>> START LISTING
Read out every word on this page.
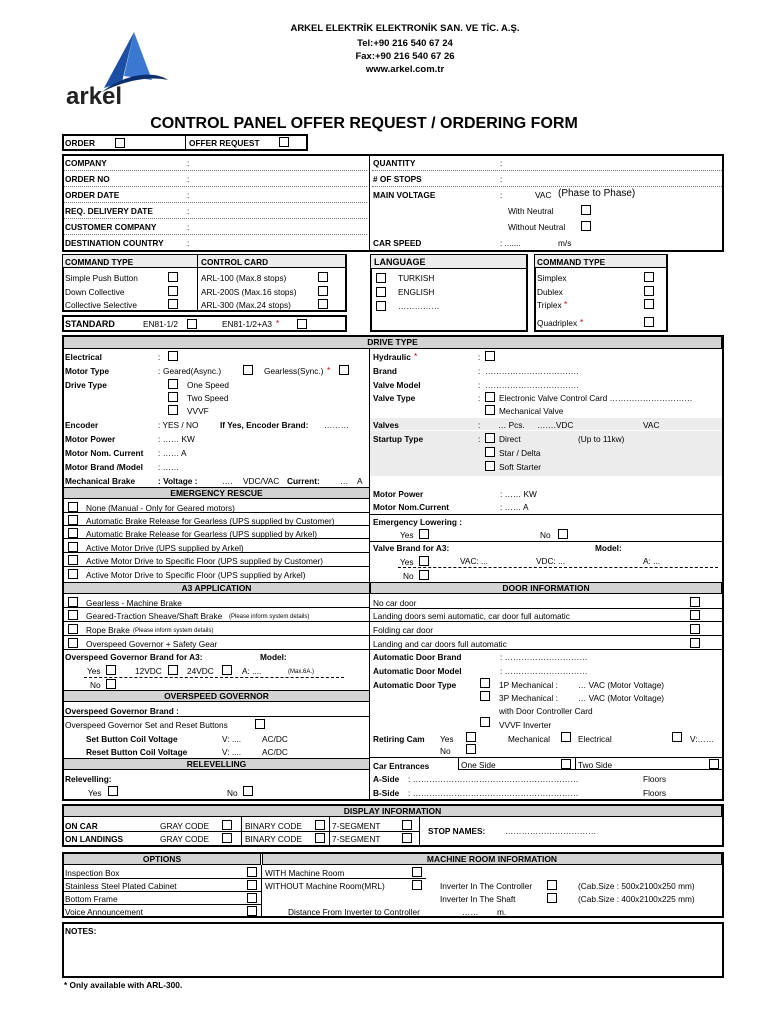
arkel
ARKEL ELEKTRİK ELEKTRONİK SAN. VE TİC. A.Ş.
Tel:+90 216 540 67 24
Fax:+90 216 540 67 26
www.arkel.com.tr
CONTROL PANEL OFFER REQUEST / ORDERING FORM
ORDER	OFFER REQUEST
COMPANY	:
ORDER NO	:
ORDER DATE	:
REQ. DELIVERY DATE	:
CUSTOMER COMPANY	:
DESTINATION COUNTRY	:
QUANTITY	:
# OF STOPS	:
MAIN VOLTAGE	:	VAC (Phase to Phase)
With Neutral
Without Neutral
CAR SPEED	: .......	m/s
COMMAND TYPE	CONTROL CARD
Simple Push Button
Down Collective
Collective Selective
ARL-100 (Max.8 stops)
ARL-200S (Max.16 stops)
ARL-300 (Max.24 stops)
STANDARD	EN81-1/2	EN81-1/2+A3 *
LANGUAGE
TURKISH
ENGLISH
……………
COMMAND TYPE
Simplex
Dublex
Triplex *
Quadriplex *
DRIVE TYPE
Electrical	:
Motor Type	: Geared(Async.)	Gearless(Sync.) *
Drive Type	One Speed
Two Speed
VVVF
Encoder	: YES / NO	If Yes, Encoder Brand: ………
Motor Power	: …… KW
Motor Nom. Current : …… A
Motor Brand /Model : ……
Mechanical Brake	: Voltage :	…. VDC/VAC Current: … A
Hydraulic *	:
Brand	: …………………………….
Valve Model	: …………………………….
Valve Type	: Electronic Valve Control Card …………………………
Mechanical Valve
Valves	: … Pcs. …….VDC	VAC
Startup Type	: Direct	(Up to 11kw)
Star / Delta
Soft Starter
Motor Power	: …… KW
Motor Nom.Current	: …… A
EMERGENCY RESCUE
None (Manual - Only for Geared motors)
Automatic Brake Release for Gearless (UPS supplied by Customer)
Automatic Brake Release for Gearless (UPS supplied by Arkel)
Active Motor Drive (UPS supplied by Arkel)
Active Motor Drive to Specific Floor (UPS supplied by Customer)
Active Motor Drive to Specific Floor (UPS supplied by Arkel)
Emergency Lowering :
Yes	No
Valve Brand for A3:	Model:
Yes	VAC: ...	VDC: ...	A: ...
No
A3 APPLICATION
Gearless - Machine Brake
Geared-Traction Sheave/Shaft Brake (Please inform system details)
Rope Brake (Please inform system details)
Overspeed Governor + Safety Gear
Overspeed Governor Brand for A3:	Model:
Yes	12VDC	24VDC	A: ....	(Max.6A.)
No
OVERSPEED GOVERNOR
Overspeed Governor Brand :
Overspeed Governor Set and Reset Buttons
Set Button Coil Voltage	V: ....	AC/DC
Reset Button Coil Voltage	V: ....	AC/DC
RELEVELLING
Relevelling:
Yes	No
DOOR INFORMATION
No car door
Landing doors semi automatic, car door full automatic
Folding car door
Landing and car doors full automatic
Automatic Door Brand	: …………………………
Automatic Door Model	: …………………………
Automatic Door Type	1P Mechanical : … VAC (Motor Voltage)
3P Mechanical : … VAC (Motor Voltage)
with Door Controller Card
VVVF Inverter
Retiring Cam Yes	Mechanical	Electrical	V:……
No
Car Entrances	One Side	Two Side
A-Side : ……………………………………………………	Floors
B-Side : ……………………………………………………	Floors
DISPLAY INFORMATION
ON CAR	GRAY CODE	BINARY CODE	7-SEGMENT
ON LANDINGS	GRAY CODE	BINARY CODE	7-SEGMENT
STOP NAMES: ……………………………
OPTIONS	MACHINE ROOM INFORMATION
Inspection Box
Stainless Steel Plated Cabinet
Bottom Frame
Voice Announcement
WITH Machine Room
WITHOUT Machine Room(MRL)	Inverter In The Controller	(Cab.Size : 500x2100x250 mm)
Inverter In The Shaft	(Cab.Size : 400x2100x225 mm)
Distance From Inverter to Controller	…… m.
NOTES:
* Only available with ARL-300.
>> END LISTING
>> START LISTING
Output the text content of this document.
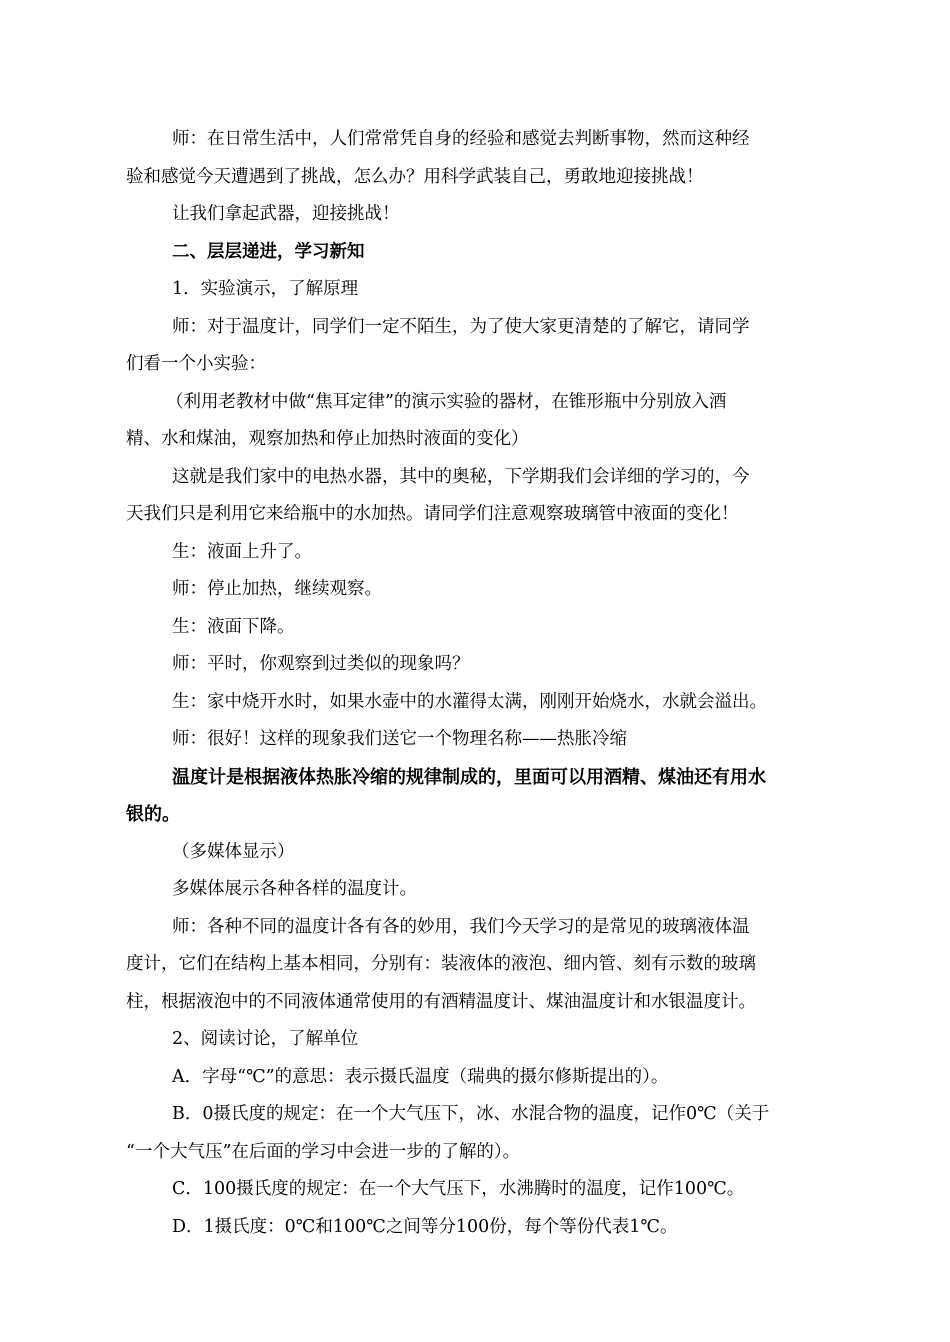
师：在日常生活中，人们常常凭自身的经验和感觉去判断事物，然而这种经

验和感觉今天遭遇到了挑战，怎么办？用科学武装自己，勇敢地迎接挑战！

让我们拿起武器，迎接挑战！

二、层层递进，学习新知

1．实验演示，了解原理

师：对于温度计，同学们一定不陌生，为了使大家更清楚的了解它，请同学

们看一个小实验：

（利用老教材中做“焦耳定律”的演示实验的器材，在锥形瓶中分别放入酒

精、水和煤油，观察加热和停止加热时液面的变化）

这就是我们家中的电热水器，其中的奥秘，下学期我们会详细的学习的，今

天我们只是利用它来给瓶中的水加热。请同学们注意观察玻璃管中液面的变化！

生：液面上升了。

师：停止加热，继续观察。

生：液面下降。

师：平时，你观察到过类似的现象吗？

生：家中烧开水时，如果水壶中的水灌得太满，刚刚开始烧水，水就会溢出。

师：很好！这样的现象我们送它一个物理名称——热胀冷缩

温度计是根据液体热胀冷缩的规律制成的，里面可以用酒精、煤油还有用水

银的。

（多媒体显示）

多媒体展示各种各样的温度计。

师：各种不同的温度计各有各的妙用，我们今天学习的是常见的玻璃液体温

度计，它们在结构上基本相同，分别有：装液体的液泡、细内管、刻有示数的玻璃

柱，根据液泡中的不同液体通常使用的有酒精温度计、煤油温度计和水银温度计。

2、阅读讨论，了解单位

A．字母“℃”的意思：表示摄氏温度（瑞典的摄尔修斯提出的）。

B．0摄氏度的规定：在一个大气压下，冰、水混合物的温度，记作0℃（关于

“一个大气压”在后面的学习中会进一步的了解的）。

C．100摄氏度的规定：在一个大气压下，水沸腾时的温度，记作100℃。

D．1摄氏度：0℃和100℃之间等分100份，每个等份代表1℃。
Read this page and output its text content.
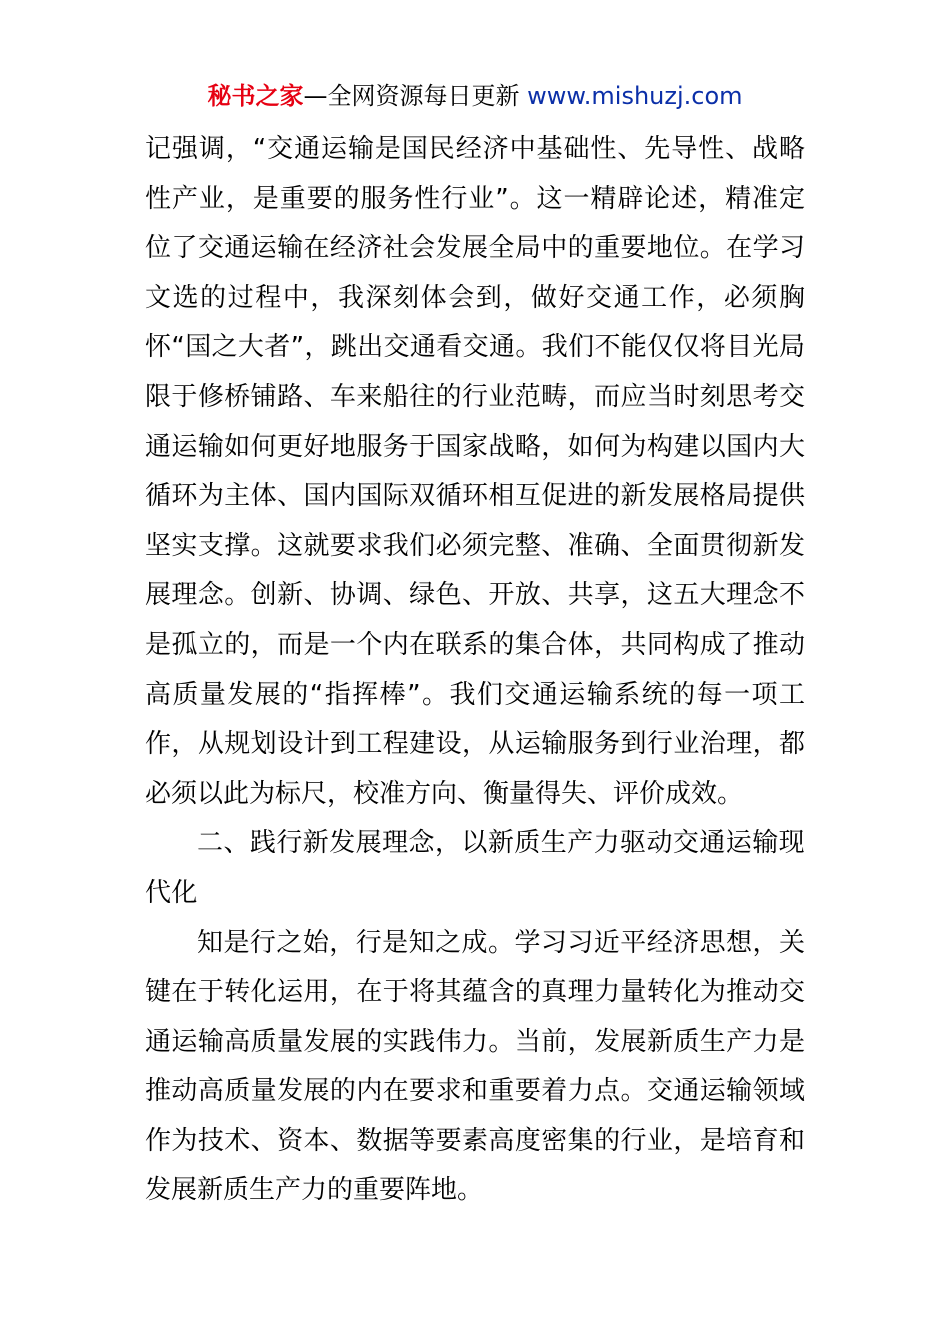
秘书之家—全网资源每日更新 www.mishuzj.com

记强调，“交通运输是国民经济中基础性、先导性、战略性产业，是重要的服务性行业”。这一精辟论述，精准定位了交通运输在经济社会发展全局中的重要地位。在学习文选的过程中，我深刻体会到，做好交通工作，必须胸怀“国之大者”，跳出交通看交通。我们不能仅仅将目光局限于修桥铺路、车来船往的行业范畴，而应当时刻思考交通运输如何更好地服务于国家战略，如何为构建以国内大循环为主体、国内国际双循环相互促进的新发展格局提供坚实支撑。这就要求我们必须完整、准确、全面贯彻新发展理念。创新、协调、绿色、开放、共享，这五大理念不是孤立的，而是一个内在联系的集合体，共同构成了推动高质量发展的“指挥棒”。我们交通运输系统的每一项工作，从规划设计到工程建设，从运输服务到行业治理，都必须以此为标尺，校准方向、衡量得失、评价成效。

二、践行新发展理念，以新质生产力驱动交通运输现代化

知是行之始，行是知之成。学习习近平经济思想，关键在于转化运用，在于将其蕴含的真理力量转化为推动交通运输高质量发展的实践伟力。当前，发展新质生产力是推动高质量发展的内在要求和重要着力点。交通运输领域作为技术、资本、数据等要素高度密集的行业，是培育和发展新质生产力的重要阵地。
>> END LISTING
→ WHAT IS BEING ASKED
Pull every line containing "Only" out of the data above.

→ SOLUTION FOR THIS EXERCISE
None (Manual - Only for Geared motors)
* Only available with ARL-300.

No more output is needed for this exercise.